Exercise requirements: Copy out all the lines where "title" shows up.

Data for this exercise:
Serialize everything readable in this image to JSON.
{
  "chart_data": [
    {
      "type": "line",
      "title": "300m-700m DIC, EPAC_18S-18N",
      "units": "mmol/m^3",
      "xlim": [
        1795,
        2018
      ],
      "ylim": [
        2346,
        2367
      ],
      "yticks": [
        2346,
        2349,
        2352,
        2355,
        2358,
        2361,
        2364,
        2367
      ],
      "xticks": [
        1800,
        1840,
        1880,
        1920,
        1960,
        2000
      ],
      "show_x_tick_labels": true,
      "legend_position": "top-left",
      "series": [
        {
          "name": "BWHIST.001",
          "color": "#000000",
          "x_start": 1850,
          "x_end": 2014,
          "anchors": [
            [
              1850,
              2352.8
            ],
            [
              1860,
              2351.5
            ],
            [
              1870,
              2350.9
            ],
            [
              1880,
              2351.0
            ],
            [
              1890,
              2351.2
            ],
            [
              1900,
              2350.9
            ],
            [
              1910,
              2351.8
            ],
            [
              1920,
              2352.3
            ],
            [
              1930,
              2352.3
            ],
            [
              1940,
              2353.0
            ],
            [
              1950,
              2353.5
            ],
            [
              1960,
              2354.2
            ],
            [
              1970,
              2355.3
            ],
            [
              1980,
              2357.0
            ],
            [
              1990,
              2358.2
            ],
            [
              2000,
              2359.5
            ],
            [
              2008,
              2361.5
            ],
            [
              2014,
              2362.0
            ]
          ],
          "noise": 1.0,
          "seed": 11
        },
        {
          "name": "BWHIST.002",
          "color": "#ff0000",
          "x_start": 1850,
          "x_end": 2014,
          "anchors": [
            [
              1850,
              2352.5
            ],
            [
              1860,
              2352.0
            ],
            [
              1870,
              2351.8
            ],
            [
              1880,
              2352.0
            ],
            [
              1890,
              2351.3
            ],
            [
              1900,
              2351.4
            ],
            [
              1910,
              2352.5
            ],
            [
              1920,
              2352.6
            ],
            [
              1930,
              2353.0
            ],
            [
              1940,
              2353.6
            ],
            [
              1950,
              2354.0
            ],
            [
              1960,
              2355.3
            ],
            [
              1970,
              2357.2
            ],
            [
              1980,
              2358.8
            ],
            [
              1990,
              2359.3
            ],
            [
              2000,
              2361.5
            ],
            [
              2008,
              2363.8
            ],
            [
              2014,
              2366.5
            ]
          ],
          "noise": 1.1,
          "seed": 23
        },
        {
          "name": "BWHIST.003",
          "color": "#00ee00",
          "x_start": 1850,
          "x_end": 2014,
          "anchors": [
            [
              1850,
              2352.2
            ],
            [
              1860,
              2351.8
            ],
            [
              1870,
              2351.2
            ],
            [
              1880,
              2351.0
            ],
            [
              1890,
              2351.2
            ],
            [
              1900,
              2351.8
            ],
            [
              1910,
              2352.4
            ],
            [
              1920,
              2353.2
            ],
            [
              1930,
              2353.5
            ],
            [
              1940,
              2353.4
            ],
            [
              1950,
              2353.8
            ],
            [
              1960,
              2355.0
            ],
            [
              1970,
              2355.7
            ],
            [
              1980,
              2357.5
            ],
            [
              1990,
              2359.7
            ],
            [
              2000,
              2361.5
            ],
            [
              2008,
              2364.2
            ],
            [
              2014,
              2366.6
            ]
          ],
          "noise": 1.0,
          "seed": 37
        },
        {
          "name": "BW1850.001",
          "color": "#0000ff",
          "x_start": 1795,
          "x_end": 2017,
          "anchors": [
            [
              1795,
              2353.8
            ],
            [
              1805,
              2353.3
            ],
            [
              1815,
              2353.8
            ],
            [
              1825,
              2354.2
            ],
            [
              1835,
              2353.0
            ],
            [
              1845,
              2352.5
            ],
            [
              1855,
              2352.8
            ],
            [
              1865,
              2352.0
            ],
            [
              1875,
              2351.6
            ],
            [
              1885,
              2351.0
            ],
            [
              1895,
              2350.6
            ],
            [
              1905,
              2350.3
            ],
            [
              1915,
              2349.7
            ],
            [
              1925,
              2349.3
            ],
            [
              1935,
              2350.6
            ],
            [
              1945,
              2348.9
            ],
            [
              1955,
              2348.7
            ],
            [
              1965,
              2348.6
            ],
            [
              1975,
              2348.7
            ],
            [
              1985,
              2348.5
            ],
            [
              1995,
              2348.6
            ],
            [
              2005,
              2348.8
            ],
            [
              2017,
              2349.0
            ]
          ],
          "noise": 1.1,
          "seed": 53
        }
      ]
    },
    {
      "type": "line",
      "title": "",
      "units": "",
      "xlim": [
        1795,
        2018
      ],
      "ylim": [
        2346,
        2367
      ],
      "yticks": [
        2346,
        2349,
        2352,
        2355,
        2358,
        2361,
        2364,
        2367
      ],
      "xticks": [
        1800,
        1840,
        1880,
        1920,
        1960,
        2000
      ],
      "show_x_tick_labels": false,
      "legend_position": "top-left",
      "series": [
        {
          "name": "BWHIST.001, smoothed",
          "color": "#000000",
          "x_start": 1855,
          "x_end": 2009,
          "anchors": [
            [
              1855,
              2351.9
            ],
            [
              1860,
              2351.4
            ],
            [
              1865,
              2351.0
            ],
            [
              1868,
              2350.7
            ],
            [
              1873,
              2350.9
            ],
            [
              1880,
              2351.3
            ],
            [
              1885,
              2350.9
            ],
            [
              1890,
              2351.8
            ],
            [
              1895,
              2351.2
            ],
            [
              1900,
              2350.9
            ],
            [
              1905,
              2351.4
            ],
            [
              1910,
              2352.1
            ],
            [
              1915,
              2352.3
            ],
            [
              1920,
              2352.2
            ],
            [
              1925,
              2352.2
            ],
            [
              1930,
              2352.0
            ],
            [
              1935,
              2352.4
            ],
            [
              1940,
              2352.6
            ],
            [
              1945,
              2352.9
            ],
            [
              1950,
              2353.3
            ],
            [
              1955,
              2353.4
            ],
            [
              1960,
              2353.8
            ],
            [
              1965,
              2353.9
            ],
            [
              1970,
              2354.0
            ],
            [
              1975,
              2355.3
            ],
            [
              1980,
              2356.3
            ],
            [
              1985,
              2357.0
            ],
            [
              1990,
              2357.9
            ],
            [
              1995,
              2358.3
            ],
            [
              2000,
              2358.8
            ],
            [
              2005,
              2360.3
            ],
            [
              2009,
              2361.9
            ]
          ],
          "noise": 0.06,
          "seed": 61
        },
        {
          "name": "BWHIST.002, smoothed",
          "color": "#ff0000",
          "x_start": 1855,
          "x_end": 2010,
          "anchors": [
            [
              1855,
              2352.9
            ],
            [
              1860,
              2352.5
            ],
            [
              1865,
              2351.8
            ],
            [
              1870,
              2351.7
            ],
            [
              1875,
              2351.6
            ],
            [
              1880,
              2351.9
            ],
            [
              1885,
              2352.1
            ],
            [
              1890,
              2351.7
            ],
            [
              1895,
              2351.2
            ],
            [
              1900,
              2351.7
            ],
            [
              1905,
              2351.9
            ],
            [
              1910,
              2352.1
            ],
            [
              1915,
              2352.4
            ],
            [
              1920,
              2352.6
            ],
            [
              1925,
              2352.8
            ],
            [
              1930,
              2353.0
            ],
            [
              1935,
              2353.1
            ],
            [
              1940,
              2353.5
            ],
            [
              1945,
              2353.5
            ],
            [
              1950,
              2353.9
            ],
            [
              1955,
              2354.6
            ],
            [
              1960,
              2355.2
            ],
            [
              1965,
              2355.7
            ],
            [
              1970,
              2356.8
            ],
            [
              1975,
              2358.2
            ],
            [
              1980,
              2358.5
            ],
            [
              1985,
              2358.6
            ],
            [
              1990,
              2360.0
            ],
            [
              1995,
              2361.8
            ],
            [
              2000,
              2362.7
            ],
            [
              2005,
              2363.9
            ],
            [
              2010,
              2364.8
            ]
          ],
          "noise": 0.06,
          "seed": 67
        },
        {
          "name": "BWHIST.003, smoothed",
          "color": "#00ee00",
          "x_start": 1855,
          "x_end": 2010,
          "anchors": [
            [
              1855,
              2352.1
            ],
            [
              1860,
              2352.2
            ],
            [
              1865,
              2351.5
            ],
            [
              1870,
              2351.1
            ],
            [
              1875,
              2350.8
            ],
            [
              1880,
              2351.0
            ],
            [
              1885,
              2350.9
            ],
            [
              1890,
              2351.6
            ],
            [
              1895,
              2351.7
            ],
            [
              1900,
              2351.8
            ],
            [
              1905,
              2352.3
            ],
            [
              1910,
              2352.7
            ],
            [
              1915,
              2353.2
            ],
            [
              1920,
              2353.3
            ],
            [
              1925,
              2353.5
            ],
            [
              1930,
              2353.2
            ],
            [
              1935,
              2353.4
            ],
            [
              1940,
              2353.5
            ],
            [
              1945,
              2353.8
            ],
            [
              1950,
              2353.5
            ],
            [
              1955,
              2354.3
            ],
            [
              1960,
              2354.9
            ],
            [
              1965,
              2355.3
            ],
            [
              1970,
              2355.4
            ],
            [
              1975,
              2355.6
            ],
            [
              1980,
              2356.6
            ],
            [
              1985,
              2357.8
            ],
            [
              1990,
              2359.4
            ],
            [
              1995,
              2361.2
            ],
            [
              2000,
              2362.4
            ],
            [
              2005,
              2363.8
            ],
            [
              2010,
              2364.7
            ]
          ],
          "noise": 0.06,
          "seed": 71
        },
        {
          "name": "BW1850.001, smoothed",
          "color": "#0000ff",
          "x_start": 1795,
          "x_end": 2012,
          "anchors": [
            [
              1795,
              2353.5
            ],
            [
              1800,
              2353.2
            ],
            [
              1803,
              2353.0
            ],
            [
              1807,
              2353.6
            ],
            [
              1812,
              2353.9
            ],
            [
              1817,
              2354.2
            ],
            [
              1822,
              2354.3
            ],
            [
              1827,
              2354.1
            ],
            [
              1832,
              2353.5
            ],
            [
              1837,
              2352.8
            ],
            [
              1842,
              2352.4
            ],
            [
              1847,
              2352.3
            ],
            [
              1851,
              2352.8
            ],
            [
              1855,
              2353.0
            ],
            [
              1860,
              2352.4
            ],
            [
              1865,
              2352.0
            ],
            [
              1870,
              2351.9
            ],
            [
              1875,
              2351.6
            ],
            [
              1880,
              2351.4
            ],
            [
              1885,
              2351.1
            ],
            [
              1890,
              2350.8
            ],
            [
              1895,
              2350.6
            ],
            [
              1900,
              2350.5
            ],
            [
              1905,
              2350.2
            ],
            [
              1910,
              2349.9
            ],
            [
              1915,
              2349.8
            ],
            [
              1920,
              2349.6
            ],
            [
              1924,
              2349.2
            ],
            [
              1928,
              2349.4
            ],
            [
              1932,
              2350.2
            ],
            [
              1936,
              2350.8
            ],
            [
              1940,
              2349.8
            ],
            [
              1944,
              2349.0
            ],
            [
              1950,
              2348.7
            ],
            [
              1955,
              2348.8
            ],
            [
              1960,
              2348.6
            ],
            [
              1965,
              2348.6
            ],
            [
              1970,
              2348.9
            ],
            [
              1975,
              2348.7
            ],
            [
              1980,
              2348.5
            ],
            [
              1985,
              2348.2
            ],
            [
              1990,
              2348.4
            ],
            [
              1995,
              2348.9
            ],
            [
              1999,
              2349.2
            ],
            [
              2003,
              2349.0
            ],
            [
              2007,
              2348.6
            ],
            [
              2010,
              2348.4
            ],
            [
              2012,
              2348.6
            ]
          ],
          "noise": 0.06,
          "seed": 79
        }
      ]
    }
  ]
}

Written answer:
      "title": "300m-700m DIC, EPAC_18S-18N",
      "title": "",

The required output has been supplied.